Segment Start: Data in this exercise

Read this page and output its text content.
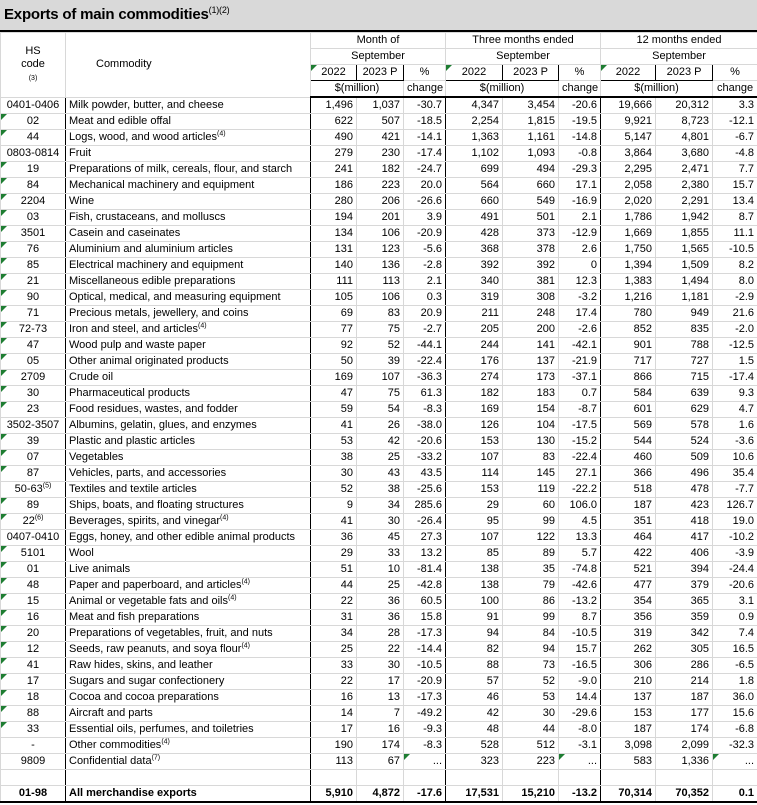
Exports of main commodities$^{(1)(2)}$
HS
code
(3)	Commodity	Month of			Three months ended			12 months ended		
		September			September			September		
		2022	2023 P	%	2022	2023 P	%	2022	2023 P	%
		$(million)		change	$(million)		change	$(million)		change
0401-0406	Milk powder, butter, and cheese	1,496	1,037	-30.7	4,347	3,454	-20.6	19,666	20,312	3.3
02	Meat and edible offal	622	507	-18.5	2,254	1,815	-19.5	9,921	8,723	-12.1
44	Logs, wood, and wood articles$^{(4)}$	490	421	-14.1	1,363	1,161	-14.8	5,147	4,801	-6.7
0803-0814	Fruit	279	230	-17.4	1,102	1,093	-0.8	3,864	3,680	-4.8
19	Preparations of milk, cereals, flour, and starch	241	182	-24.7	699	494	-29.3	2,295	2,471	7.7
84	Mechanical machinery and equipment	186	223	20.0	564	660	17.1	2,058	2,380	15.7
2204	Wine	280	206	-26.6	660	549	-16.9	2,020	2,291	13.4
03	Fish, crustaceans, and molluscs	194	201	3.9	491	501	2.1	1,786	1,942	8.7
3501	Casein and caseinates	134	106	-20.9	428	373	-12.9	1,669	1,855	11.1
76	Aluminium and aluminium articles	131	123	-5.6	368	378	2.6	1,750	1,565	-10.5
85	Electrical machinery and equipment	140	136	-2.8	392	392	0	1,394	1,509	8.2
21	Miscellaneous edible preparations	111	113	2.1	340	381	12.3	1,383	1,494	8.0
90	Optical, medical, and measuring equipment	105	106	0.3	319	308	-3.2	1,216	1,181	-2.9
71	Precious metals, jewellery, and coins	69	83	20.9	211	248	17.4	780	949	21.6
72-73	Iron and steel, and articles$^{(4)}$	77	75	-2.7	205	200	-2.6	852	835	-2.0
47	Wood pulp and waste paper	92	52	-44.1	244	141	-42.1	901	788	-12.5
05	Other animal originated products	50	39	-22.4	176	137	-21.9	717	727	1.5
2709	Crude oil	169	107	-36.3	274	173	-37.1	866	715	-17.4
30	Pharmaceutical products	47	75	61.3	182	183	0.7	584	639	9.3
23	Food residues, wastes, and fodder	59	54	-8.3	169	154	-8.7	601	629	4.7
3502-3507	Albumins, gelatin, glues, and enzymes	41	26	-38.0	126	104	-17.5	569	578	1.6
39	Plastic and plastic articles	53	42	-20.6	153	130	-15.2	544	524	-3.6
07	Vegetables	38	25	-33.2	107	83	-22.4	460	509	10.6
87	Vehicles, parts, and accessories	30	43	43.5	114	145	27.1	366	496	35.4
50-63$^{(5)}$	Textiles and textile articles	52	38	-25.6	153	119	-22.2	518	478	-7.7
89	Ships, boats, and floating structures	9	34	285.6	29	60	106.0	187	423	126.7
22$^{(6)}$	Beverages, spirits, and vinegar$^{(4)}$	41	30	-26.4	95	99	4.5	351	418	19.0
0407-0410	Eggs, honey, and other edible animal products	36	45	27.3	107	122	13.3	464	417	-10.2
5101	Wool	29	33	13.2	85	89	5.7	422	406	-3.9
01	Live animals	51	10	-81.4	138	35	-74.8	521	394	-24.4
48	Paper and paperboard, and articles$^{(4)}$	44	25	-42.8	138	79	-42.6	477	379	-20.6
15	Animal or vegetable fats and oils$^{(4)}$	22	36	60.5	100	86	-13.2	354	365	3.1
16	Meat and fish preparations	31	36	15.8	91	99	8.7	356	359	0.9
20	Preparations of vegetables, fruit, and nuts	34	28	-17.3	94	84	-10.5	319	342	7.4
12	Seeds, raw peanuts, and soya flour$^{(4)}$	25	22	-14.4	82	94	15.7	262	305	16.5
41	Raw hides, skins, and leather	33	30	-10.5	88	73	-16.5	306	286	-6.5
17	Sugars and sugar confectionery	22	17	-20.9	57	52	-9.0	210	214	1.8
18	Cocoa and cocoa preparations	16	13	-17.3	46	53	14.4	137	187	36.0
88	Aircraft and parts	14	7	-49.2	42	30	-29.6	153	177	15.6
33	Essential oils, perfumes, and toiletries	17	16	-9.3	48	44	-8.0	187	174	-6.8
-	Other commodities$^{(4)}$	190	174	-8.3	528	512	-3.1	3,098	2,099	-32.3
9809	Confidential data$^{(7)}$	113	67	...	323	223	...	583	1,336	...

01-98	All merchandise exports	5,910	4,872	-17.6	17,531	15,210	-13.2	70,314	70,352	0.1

Segment End: Data in this exercise
Segment Start: Data in this exercise

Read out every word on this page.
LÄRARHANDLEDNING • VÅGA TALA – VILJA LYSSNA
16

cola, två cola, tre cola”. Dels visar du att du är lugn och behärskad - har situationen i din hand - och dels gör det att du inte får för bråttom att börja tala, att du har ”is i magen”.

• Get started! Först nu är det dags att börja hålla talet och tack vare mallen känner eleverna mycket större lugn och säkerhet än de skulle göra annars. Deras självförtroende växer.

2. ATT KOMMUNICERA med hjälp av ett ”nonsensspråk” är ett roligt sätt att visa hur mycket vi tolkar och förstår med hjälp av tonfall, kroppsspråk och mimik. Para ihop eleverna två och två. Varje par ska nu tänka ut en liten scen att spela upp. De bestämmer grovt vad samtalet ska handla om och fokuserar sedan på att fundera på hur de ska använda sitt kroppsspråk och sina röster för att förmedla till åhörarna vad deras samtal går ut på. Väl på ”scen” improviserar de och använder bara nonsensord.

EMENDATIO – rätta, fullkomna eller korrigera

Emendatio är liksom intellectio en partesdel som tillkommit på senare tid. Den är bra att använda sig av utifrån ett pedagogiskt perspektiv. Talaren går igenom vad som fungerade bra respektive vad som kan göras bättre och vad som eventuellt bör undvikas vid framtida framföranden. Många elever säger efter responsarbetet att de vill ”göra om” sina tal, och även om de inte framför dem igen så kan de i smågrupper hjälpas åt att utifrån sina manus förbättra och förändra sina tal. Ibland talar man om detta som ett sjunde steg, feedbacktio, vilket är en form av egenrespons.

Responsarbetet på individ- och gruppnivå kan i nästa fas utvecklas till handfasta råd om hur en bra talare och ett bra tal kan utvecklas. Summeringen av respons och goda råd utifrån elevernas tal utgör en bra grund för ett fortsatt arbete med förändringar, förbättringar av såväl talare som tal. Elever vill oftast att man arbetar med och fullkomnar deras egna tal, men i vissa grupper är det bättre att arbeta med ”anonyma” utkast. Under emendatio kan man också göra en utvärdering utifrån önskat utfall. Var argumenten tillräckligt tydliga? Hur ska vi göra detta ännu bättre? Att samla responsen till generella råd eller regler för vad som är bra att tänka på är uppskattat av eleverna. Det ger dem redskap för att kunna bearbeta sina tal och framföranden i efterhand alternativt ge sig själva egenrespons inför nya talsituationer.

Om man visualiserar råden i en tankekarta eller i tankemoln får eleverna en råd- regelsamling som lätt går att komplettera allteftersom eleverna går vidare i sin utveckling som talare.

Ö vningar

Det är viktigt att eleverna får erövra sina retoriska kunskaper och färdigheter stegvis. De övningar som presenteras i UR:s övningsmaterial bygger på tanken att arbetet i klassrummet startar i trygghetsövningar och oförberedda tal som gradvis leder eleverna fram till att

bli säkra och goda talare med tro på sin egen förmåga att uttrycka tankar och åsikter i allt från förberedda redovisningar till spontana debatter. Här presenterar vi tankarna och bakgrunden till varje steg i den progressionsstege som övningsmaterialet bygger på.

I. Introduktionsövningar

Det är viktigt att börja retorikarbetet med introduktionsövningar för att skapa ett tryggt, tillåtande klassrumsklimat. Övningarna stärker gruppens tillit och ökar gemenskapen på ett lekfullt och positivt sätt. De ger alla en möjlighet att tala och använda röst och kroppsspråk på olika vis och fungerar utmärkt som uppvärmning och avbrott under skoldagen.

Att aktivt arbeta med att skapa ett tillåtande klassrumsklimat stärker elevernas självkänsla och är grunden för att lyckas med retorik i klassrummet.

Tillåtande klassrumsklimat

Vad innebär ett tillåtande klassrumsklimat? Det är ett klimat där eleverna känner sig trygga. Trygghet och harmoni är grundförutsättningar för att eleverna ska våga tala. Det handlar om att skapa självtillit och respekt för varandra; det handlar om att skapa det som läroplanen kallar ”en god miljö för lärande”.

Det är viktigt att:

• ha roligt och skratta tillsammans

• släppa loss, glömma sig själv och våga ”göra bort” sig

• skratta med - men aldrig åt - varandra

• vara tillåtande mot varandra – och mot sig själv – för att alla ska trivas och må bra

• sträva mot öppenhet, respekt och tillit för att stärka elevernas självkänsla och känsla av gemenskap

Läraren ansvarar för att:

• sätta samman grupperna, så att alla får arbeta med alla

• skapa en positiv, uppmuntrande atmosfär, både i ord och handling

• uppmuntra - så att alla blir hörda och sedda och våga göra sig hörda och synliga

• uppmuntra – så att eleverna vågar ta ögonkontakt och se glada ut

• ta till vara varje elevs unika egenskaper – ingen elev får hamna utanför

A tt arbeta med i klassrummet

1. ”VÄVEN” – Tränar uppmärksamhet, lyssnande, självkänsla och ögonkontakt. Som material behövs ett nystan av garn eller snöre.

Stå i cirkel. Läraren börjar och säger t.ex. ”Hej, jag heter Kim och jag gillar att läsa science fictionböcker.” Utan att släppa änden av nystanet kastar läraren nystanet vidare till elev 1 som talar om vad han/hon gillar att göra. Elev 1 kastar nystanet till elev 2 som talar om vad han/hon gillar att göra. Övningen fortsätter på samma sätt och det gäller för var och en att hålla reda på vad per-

Segment End: Data in this exercise

Task prompt => One number answers this exercise: the count of lines above in which the word "självkänsla" appears.

Answer to this exercise => 3